» Work to do: Count every line in the following entries where the word "values" appears. Give the count alone.

» Figure dataset records:
>> begin
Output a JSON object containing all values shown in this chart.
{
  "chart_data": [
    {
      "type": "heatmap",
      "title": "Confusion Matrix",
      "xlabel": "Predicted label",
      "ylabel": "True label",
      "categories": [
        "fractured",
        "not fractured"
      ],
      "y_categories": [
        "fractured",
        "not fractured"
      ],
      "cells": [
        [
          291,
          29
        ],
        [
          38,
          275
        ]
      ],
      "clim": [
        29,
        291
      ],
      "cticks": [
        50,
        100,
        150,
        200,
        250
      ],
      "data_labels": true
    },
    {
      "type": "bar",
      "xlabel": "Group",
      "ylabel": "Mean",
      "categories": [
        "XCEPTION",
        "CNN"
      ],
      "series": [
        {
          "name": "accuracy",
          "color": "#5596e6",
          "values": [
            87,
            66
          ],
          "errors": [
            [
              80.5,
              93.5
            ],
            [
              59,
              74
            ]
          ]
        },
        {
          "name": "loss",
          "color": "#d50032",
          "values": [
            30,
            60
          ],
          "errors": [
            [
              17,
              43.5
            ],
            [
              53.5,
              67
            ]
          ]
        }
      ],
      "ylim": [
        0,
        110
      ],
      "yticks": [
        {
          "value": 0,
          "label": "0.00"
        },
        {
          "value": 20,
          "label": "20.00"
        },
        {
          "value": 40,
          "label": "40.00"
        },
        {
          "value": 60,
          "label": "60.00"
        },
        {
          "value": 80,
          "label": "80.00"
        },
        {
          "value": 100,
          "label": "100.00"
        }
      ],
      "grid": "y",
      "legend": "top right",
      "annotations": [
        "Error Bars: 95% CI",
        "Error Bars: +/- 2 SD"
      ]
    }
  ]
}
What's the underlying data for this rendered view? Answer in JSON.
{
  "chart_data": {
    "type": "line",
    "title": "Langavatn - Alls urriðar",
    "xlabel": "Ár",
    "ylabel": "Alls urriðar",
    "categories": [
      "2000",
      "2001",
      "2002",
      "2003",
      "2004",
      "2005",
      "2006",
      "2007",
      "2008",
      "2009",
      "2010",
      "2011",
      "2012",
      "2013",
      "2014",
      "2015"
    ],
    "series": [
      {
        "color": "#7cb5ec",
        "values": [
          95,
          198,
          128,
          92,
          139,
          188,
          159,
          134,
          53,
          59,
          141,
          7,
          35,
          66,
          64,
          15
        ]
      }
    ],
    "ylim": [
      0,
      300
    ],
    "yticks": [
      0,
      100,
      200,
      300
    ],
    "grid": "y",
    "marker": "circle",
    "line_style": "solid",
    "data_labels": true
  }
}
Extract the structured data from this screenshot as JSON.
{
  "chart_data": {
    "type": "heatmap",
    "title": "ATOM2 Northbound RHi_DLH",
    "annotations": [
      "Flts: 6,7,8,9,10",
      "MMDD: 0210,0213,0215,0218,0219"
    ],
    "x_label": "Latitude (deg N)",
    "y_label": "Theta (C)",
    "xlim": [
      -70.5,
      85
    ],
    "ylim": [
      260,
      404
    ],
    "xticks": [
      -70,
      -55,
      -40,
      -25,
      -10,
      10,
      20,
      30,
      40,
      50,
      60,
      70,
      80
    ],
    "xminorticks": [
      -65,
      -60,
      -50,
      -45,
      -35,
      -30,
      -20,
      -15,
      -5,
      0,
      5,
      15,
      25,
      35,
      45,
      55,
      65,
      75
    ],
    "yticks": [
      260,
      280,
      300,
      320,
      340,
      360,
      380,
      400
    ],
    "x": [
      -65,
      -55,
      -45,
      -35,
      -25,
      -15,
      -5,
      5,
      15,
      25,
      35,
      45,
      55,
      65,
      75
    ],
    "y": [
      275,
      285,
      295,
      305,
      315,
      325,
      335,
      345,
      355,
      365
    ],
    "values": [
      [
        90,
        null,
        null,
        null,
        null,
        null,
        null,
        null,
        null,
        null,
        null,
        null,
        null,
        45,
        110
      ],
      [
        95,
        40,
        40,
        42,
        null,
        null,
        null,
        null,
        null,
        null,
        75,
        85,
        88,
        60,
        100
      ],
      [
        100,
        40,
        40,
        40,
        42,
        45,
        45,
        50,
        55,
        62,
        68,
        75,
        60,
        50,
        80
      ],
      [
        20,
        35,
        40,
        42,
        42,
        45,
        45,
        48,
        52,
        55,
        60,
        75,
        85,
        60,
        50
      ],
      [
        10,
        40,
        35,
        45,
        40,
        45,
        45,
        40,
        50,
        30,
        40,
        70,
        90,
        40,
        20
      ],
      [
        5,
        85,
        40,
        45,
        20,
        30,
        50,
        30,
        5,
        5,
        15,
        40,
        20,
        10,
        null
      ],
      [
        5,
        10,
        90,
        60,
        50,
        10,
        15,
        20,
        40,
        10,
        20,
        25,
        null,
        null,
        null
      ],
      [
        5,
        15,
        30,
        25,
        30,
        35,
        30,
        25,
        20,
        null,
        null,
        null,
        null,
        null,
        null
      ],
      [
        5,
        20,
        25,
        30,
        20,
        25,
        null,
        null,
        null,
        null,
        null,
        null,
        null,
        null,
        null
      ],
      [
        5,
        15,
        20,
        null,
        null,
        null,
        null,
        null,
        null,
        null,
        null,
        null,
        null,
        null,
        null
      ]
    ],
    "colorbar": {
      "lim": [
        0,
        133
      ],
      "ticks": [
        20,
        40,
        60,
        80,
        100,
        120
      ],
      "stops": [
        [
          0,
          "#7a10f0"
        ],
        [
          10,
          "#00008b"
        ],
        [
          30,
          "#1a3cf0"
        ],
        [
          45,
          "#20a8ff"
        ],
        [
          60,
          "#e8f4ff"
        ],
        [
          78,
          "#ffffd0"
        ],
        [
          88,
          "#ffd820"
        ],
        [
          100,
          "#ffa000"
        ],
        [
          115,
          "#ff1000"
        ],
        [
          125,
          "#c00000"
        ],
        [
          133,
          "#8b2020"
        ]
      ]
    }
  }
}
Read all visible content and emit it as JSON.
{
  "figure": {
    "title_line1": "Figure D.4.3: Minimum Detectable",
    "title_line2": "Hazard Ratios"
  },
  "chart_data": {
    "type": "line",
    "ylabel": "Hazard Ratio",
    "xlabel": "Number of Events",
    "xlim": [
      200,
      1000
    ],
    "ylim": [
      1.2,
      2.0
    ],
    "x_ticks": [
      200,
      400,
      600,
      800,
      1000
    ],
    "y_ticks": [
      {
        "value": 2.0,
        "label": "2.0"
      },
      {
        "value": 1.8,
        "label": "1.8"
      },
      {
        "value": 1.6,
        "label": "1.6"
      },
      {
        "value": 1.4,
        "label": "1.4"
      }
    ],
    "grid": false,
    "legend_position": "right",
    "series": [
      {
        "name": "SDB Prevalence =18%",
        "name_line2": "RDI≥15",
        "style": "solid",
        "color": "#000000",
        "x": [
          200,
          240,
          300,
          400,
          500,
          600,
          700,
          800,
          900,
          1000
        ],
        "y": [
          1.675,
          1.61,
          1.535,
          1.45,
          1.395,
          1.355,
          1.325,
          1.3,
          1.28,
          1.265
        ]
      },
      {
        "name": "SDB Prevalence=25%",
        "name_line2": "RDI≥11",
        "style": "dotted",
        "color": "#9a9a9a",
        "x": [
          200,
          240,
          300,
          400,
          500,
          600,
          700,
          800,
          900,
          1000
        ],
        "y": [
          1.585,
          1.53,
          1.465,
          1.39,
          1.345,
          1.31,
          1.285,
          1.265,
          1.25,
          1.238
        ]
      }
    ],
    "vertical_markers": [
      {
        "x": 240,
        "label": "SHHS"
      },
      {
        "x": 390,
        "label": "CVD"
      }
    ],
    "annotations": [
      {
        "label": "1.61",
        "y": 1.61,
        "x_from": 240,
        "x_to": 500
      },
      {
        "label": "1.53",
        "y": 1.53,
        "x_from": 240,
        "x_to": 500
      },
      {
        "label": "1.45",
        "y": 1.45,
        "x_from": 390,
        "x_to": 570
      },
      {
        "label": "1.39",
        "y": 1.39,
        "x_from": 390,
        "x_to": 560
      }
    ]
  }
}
>> end
» Exercise output: 5